# [INSTRUCTIONS FOR THE TASK]
Before you return the entries below, strip out the pictures and keep all else exact.

(Website and app data records)
===============
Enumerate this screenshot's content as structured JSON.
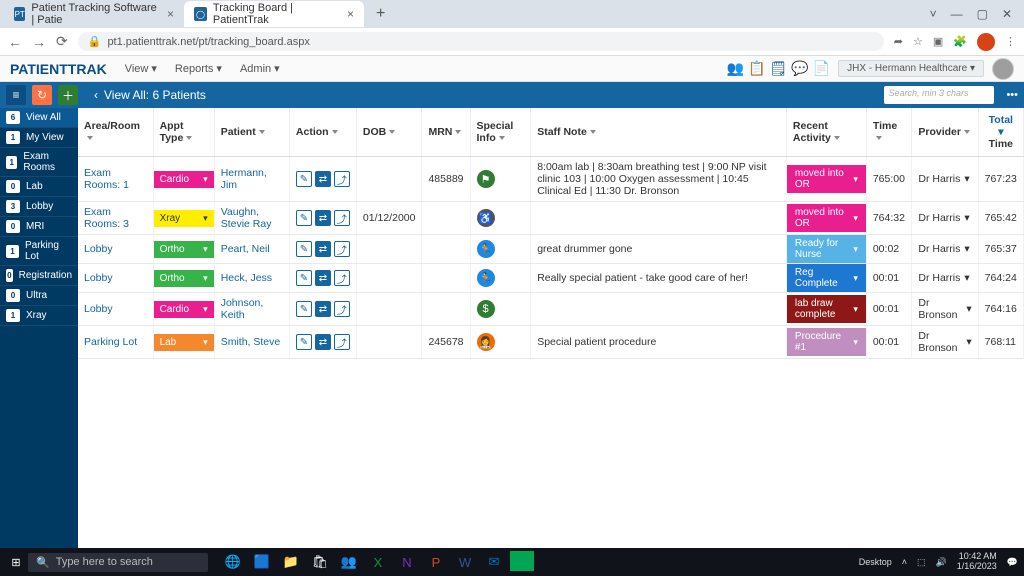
{
  "browser": {
    "tabs": [
      {
        "title": "Patient Tracking Software | Patie",
        "active": false
      },
      {
        "title": "Tracking Board | PatientTrak",
        "active": true
      }
    ],
    "url": "pt1.patienttrak.net/pt/tracking_board.aspx"
  },
  "app": {
    "logo": "PATIENTTRAK",
    "menus": [
      "View",
      "Reports",
      "Admin"
    ],
    "facility": "JHX - Hermann Healthcare"
  },
  "blue_bar": {
    "title": "View All: 6 Patients",
    "search_placeholder": "Search, min 3 chars"
  },
  "sidebar": [
    {
      "badge": "6",
      "label": "View All",
      "active": true
    },
    {
      "badge": "1",
      "label": "My View"
    },
    {
      "badge": "1",
      "label": "Exam Rooms"
    },
    {
      "badge": "0",
      "label": "Lab"
    },
    {
      "badge": "3",
      "label": "Lobby"
    },
    {
      "badge": "0",
      "label": "MRI"
    },
    {
      "badge": "1",
      "label": "Parking Lot"
    },
    {
      "badge": "0",
      "label": "Registration"
    },
    {
      "badge": "0",
      "label": "Ultra"
    },
    {
      "badge": "1",
      "label": "Xray"
    }
  ],
  "columns": [
    "Area/Room",
    "Appt Type",
    "Patient",
    "Action",
    "DOB",
    "MRN",
    "Special Info",
    "Staff Note",
    "Recent Activity",
    "Time",
    "Provider",
    "Total Time"
  ],
  "rows": [
    {
      "area": "Exam Rooms: 1",
      "appt": "Cardio",
      "appt_cls": "c-cardio",
      "patient": "Hermann, Jim",
      "dob": "",
      "mrn": "485889",
      "special": "flag",
      "special_bg": "#2e7d32",
      "note": "8:00am lab | 8:30am breathing test | 9:00 NP visit clinic 103 | 10:00 Oxygen assessment | 10:45 Clinical Ed | 11:30 Dr. Bronson",
      "recent": "moved into OR",
      "recent_cls": "r-magenta",
      "time": "765:00",
      "provider": "Dr Harris",
      "total": "767:23"
    },
    {
      "area": "Exam Rooms: 3",
      "appt": "Xray",
      "appt_cls": "c-xray",
      "patient": "Vaughn, Stevie Ray",
      "dob": "01/12/2000",
      "mrn": "",
      "special": "wheel",
      "special_bg": "#555",
      "note": "",
      "recent": "moved into OR",
      "recent_cls": "r-magenta",
      "time": "764:32",
      "provider": "Dr Harris",
      "total": "765:42"
    },
    {
      "area": "Lobby",
      "appt": "Ortho",
      "appt_cls": "c-ortho",
      "patient": "Peart, Neil",
      "dob": "",
      "mrn": "",
      "special": "run",
      "special_bg": "#1e88e5",
      "note": "great drummer gone",
      "recent": "Ready for Nurse",
      "recent_cls": "r-ltblue",
      "time": "00:02",
      "provider": "Dr Harris",
      "total": "765:37"
    },
    {
      "area": "Lobby",
      "appt": "Ortho",
      "appt_cls": "c-ortho",
      "patient": "Heck, Jess",
      "dob": "",
      "mrn": "",
      "special": "run",
      "special_bg": "#1e88e5",
      "note": "Really special patient - take good care of her!",
      "recent": "Reg Complete",
      "recent_cls": "r-blue",
      "time": "00:01",
      "provider": "Dr Harris",
      "total": "764:24"
    },
    {
      "area": "Lobby",
      "appt": "Cardio",
      "appt_cls": "c-cardio",
      "patient": "Johnson, Keith",
      "dob": "",
      "mrn": "",
      "special": "dollar",
      "special_bg": "#2e7d32",
      "note": "",
      "recent": "lab draw complete",
      "recent_cls": "r-darkred",
      "time": "00:01",
      "provider": "Dr Bronson",
      "total": "764:16"
    },
    {
      "area": "Parking Lot",
      "appt": "Lab",
      "appt_cls": "c-lab",
      "patient": "Smith, Steve",
      "dob": "",
      "mrn": "245678",
      "special": "nurse",
      "special_bg": "#ef6c00",
      "note": "Special patient procedure",
      "recent": "Procedure #1",
      "recent_cls": "r-lav",
      "time": "00:01",
      "provider": "Dr Bronson",
      "total": "768:11"
    }
  ],
  "taskbar": {
    "search_placeholder": "Type here to search",
    "desktop_label": "Desktop",
    "time": "10:42 AM",
    "date": "1/16/2023"
  }
}
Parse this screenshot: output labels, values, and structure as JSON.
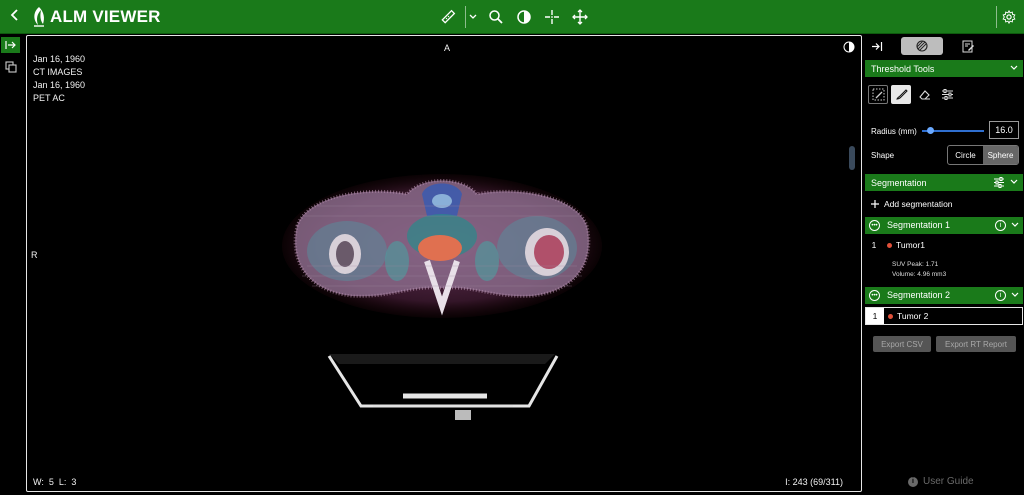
{
  "app": {
    "title": "ALM VIEWER"
  },
  "toolbar": {
    "icons": [
      "chevron-left-icon",
      "ruler-icon",
      "chevron-down-icon",
      "zoom-icon",
      "contrast-icon",
      "crosshair-icon",
      "pan-icon",
      "gear-icon"
    ]
  },
  "viewport": {
    "overlay_top_left": [
      "Jan 16, 1960",
      "CT IMAGES",
      "Jan 16, 1960",
      "PET AC"
    ],
    "orientation_top": "A",
    "orientation_left": "R",
    "window": "W:  5  L:  3",
    "instance": "I: 243 (69/311)"
  },
  "panel": {
    "threshold_tools": {
      "title": "Threshold Tools"
    },
    "radius": {
      "label": "Radius (mm)",
      "value": "16.0",
      "level_fraction": 0.13
    },
    "shape": {
      "label": "Shape",
      "options": [
        "Circle",
        "Sphere"
      ],
      "selected": "Sphere"
    },
    "segmentation": {
      "title": "Segmentation",
      "add_label": "Add segmentation",
      "groups": [
        {
          "name": "Segmentation 1",
          "items": [
            {
              "index": "1",
              "label": "Tumor1",
              "suv_peak": "SUV Peak: 1.71",
              "volume": "Volume: 4.96 mm3"
            }
          ]
        },
        {
          "name": "Segmentation 2",
          "items": [
            {
              "index": "1",
              "label": "Tumor 2"
            }
          ]
        }
      ]
    },
    "export_csv": "Export CSV",
    "export_rt": "Export RT Report",
    "user_guide": "User Guide"
  },
  "colors": {
    "accent": "#1a7a1a",
    "tumor_dot": "#e0503a",
    "slider": "#2f6fd0"
  }
}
===============
# [SOLUTION]
Enumerate this screenshot's content as structured JSON.
{
  "browser": {
    "tabs": [
      {
        "title": "Patient Tracking Software | Patie",
        "active": false
      },
      {
        "title": "Tracking Board | PatientTrak",
        "active": true
      }
    ],
    "url": "pt1.patienttrak.net/pt/tracking_board.aspx"
  },
  "app": {
    "logo": "PATIENTTRAK",
    "menus": [
      "View",
      "Reports",
      "Admin"
    ],
    "facility": "JHX - Hermann Healthcare"
  },
  "blue_bar": {
    "title": "View All: 6 Patients",
    "search_placeholder": "Search, min 3 chars"
  },
  "sidebar": [
    {
      "badge": "6",
      "label": "View All",
      "active": true
    },
    {
      "badge": "1",
      "label": "My View"
    },
    {
      "badge": "1",
      "label": "Exam Rooms"
    },
    {
      "badge": "0",
      "label": "Lab"
    },
    {
      "badge": "3",
      "label": "Lobby"
    },
    {
      "badge": "0",
      "label": "MRI"
    },
    {
      "badge": "1",
      "label": "Parking Lot"
    },
    {
      "badge": "0",
      "label": "Registration"
    },
    {
      "badge": "0",
      "label": "Ultra"
    },
    {
      "badge": "1",
      "label": "Xray"
    }
  ],
  "columns": [
    "Area/Room",
    "Appt Type",
    "Patient",
    "Action",
    "DOB",
    "MRN",
    "Special Info",
    "Staff Note",
    "Recent Activity",
    "Time",
    "Provider",
    "Total Time"
  ],
  "rows": [
    {
      "area": "Exam Rooms: 1",
      "appt": "Cardio",
      "appt_cls": "c-cardio",
      "patient": "Hermann, Jim",
      "dob": "",
      "mrn": "485889",
      "special": "flag",
      "special_bg": "#2e7d32",
      "note": "8:00am lab | 8:30am breathing test | 9:00 NP visit clinic 103 | 10:00 Oxygen assessment | 10:45 Clinical Ed | 11:30 Dr. Bronson",
      "recent": "moved into OR",
      "recent_cls": "r-magenta",
      "time": "765:00",
      "provider": "Dr Harris",
      "total": "767:23"
    },
    {
      "area": "Exam Rooms: 3",
      "appt": "Xray",
      "appt_cls": "c-xray",
      "patient": "Vaughn, Stevie Ray",
      "dob": "01/12/2000",
      "mrn": "",
      "special": "wheel",
      "special_bg": "#555",
      "note": "",
      "recent": "moved into OR",
      "recent_cls": "r-magenta",
      "time": "764:32",
      "provider": "Dr Harris",
      "total": "765:42"
    },
    {
      "area": "Lobby",
      "appt": "Ortho",
      "appt_cls": "c-ortho",
      "patient": "Peart, Neil",
      "dob": "",
      "mrn": "",
      "special": "run",
      "special_bg": "#1e88e5",
      "note": "great drummer gone",
      "recent": "Ready for Nurse",
      "recent_cls": "r-ltblue",
      "time": "00:02",
      "provider": "Dr Harris",
      "total": "765:37"
    },
    {
      "area": "Lobby",
      "appt": "Ortho",
      "appt_cls": "c-ortho",
      "patient": "Heck, Jess",
      "dob": "",
      "mrn": "",
      "special": "run",
      "special_bg": "#1e88e5",
      "note": "Really special patient - take good care of her!",
      "recent": "Reg Complete",
      "recent_cls": "r-blue",
      "time": "00:01",
      "provider": "Dr Harris",
      "total": "764:24"
    },
    {
      "area": "Lobby",
      "appt": "Cardio",
      "appt_cls": "c-cardio",
      "patient": "Johnson, Keith",
      "dob": "",
      "mrn": "",
      "special": "dollar",
      "special_bg": "#2e7d32",
      "note": "",
      "recent": "lab draw complete",
      "recent_cls": "r-darkred",
      "time": "00:01",
      "provider": "Dr Bronson",
      "total": "764:16"
    },
    {
      "area": "Parking Lot",
      "appt": "Lab",
      "appt_cls": "c-lab",
      "patient": "Smith, Steve",
      "dob": "",
      "mrn": "245678",
      "special": "nurse",
      "special_bg": "#ef6c00",
      "note": "Special patient procedure",
      "recent": "Procedure #1",
      "recent_cls": "r-lav",
      "time": "00:01",
      "provider": "Dr Bronson",
      "total": "768:11"
    }
  ],
  "taskbar": {
    "search_placeholder": "Type here to search",
    "desktop_label": "Desktop",
    "time": "10:42 AM",
    "date": "1/16/2023"
  }
}
Parse this screenshot: output labels, values, and structure as JSON.
{
  "app": {
    "title": "ALM VIEWER"
  },
  "toolbar": {
    "icons": [
      "chevron-left-icon",
      "ruler-icon",
      "chevron-down-icon",
      "zoom-icon",
      "contrast-icon",
      "crosshair-icon",
      "pan-icon",
      "gear-icon"
    ]
  },
  "viewport": {
    "overlay_top_left": [
      "Jan 16, 1960",
      "CT IMAGES",
      "Jan 16, 1960",
      "PET AC"
    ],
    "orientation_top": "A",
    "orientation_left": "R",
    "window": "W:  5  L:  3",
    "instance": "I: 243 (69/311)"
  },
  "panel": {
    "threshold_tools": {
      "title": "Threshold Tools"
    },
    "radius": {
      "label": "Radius (mm)",
      "value": "16.0",
      "level_fraction": 0.13
    },
    "shape": {
      "label": "Shape",
      "options": [
        "Circle",
        "Sphere"
      ],
      "selected": "Sphere"
    },
    "segmentation": {
      "title": "Segmentation",
      "add_label": "Add segmentation",
      "groups": [
        {
          "name": "Segmentation 1",
          "items": [
            {
              "index": "1",
              "label": "Tumor1",
              "suv_peak": "SUV Peak: 1.71",
              "volume": "Volume: 4.96 mm3"
            }
          ]
        },
        {
          "name": "Segmentation 2",
          "items": [
            {
              "index": "1",
              "label": "Tumor 2"
            }
          ]
        }
      ]
    },
    "export_csv": "Export CSV",
    "export_rt": "Export RT Report",
    "user_guide": "User Guide"
  },
  "colors": {
    "accent": "#1a7a1a",
    "tumor_dot": "#e0503a",
    "slider": "#2f6fd0"
  }
}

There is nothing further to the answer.